• **Given instruction**
Go through the records line by line and work out how many lines hold the word "document". Answer with the number only.

• **Provided records**
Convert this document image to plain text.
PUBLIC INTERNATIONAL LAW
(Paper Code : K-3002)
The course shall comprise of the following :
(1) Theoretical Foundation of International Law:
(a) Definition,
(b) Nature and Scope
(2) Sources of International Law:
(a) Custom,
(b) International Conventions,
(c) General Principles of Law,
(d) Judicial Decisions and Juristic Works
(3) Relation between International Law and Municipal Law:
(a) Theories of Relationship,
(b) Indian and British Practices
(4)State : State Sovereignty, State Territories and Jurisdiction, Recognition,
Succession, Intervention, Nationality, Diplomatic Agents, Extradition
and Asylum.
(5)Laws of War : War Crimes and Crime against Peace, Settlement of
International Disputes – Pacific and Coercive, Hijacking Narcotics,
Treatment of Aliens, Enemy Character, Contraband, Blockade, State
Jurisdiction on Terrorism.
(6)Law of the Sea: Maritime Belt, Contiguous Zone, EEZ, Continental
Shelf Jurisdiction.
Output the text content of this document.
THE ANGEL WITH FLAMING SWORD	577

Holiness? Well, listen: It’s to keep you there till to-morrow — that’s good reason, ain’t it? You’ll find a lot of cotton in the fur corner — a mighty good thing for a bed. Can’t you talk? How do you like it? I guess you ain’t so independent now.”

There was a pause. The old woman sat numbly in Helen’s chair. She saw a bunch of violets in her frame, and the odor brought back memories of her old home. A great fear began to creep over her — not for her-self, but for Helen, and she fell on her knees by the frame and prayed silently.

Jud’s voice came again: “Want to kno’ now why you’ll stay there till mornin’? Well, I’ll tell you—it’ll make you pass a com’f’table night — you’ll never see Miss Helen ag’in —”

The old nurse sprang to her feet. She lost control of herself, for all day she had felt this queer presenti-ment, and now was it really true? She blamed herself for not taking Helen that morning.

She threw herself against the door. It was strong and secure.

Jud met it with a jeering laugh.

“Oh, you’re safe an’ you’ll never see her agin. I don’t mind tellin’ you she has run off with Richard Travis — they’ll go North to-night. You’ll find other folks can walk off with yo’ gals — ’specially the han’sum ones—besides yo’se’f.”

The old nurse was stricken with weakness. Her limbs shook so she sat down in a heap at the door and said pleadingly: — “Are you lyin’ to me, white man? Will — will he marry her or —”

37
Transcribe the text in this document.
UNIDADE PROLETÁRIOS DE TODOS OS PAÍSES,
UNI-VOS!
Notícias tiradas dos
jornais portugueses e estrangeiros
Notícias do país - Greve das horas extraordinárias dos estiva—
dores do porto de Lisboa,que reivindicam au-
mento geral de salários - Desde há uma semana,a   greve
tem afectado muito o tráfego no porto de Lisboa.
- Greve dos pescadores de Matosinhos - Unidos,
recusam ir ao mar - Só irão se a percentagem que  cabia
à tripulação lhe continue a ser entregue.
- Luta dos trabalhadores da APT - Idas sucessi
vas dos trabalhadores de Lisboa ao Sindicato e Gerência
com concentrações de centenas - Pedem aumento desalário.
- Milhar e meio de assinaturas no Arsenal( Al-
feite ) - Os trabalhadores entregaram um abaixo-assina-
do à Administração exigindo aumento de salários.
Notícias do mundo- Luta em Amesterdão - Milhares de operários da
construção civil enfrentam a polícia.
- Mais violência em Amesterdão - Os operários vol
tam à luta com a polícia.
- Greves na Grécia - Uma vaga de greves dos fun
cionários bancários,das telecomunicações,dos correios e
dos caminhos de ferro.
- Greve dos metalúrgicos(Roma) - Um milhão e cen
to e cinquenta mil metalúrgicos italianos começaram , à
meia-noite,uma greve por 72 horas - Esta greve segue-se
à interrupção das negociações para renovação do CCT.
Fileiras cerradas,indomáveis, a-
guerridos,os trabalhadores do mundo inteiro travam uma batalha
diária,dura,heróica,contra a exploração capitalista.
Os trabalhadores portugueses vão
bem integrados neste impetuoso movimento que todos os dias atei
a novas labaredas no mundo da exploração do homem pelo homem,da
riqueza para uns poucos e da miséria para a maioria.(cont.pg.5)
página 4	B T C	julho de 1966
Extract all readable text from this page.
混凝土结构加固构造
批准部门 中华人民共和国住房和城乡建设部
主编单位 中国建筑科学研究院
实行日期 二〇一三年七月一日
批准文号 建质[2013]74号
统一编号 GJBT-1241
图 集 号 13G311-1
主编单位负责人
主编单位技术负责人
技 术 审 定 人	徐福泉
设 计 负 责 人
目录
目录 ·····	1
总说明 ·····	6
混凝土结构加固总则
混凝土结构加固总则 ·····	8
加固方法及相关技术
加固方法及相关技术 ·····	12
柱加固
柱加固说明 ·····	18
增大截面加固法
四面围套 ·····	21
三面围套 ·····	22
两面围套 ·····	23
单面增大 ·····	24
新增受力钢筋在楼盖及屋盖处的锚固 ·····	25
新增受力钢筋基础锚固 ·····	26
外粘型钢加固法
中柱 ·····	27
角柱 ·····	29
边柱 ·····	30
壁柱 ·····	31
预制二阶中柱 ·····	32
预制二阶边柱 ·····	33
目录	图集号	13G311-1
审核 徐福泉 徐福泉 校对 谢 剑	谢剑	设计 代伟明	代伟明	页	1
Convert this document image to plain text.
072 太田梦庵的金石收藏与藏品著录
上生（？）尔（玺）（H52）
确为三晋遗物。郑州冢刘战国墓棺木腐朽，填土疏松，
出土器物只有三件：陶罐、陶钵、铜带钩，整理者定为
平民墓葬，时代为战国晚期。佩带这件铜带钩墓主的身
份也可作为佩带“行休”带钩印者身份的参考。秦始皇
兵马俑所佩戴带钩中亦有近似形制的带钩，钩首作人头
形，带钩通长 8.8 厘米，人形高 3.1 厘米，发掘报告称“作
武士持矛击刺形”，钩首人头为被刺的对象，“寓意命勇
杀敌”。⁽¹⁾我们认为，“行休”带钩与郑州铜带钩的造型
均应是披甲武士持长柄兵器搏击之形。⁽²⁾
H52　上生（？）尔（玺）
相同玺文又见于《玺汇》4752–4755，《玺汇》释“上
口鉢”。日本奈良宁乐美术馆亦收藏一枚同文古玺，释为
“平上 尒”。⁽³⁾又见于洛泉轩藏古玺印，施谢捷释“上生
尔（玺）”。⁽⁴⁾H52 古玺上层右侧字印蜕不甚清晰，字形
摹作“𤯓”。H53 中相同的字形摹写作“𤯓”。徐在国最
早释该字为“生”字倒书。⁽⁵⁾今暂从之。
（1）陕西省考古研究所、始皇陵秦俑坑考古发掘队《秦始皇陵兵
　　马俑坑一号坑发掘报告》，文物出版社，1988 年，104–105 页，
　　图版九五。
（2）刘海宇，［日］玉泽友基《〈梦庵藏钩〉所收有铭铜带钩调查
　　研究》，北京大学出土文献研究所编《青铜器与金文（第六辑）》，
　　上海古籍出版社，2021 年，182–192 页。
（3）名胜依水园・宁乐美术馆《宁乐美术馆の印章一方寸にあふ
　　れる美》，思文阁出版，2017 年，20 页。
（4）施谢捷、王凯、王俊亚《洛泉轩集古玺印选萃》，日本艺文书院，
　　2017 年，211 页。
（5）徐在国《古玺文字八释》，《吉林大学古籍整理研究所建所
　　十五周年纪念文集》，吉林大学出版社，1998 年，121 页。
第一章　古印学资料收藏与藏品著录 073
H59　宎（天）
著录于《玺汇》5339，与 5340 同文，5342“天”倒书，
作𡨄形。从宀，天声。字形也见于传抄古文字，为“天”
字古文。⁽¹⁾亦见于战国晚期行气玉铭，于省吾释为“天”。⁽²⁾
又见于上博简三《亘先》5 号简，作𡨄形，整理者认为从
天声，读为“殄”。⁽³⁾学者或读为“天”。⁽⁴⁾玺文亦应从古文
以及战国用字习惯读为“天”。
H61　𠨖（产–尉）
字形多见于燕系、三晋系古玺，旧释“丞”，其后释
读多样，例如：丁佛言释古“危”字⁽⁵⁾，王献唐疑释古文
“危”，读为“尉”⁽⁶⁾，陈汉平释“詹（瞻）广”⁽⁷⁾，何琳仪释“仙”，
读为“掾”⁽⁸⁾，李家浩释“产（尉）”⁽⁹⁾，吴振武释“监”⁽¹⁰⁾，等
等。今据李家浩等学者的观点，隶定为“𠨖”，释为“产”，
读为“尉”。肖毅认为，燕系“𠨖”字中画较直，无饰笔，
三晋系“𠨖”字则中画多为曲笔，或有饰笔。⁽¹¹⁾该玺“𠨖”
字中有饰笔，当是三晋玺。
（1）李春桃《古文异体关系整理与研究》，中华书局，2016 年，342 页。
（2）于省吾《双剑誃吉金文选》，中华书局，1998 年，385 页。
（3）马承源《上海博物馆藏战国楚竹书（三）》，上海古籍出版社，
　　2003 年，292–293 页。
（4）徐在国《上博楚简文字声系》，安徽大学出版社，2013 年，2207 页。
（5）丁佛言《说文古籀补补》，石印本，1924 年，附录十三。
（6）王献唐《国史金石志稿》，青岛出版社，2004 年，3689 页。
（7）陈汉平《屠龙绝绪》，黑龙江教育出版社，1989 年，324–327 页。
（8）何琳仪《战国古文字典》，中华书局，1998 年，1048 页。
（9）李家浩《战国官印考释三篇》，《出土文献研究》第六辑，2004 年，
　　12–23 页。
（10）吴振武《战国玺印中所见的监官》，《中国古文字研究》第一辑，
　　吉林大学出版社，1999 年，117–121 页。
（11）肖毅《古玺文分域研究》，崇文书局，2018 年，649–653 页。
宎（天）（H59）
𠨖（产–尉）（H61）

• **Answer**
4